SET PROBLEM: Collect every line below that contains the word "dashed".

Raw records:
****
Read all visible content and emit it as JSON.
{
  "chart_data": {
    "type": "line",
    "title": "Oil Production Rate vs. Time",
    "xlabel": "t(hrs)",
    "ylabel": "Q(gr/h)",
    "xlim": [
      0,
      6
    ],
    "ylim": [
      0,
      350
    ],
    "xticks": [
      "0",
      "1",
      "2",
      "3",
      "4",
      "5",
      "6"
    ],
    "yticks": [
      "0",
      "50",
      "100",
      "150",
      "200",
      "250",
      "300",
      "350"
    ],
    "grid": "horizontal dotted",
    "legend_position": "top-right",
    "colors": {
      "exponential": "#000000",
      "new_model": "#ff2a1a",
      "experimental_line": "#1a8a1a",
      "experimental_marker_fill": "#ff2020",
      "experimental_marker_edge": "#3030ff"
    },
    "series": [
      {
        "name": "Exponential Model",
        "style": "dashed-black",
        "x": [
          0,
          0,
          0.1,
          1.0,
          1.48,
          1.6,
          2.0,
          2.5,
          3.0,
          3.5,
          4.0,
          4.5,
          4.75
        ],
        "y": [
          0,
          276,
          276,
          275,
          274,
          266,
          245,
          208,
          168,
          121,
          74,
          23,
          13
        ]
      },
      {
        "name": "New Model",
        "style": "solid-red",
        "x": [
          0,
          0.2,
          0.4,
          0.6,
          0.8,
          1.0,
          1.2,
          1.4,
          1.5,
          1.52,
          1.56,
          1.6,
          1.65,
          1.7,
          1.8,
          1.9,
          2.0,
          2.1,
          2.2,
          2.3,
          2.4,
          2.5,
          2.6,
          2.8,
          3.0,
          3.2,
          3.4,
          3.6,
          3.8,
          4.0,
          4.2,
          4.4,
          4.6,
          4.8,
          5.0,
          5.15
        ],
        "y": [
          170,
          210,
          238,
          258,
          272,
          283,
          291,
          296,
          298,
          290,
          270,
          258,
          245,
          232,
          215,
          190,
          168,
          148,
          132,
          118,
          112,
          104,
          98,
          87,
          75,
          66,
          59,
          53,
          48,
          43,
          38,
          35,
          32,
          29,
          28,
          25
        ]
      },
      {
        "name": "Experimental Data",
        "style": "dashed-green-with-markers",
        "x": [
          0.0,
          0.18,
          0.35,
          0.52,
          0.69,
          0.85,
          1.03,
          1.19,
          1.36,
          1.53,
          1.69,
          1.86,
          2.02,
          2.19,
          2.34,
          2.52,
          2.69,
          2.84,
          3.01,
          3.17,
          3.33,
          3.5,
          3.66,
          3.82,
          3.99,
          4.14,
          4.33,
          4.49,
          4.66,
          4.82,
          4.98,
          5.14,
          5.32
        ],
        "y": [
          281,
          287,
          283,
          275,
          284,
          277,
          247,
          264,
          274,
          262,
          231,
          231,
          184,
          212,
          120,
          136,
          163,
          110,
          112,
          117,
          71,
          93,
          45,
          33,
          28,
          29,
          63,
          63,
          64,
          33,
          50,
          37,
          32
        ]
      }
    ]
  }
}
****
PROBLEM SOLUTION:
        "style": "dashed-black",
        "style": "dashed-green-with-markers",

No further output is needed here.